Exclude the pictures, then copy all remaining records exactly.

================

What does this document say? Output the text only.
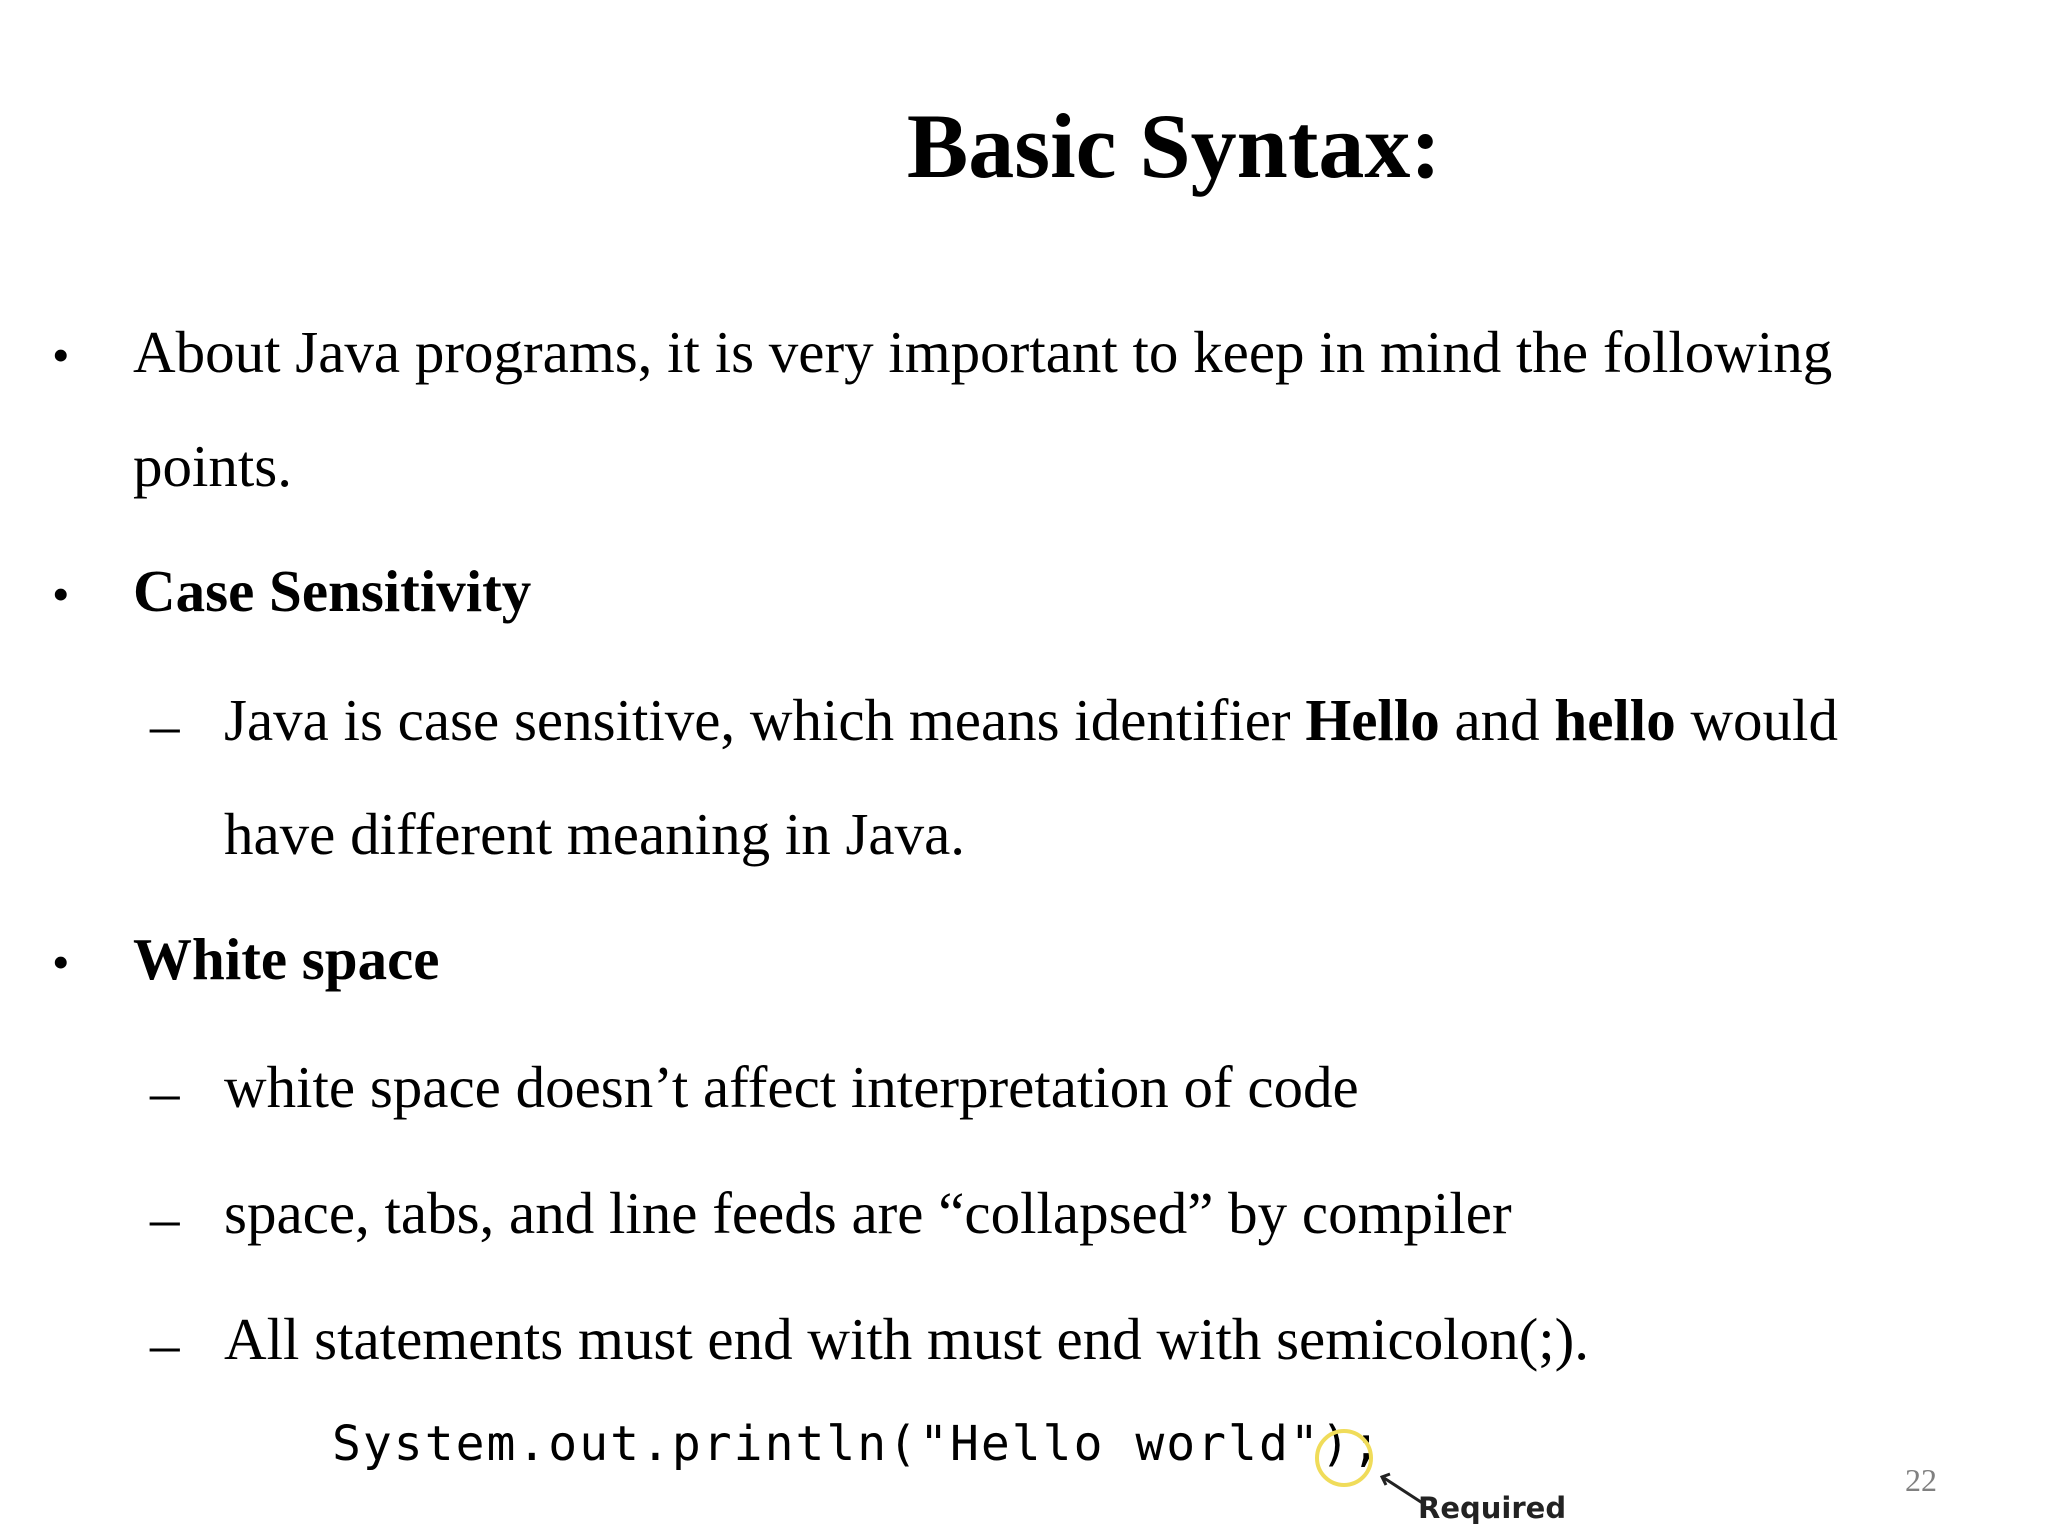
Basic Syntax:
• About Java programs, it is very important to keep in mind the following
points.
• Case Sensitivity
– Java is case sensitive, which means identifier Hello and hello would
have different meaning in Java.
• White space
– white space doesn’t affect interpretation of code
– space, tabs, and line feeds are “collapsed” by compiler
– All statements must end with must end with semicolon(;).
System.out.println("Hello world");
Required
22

================

» **REPLY**
What does this document say? Output the text only.
Basic Syntax:
• About Java programs, it is very important to keep in mind the following
points.
• Case Sensitivity
– Java is case sensitive, which means identifier Hello and hello would
have different meaning in Java.
• White space
– white space doesn’t affect interpretation of code
– space, tabs, and line feeds are “collapsed” by compiler
– All statements must end with must end with semicolon(;).
System.out.println("Hello world");
Required
22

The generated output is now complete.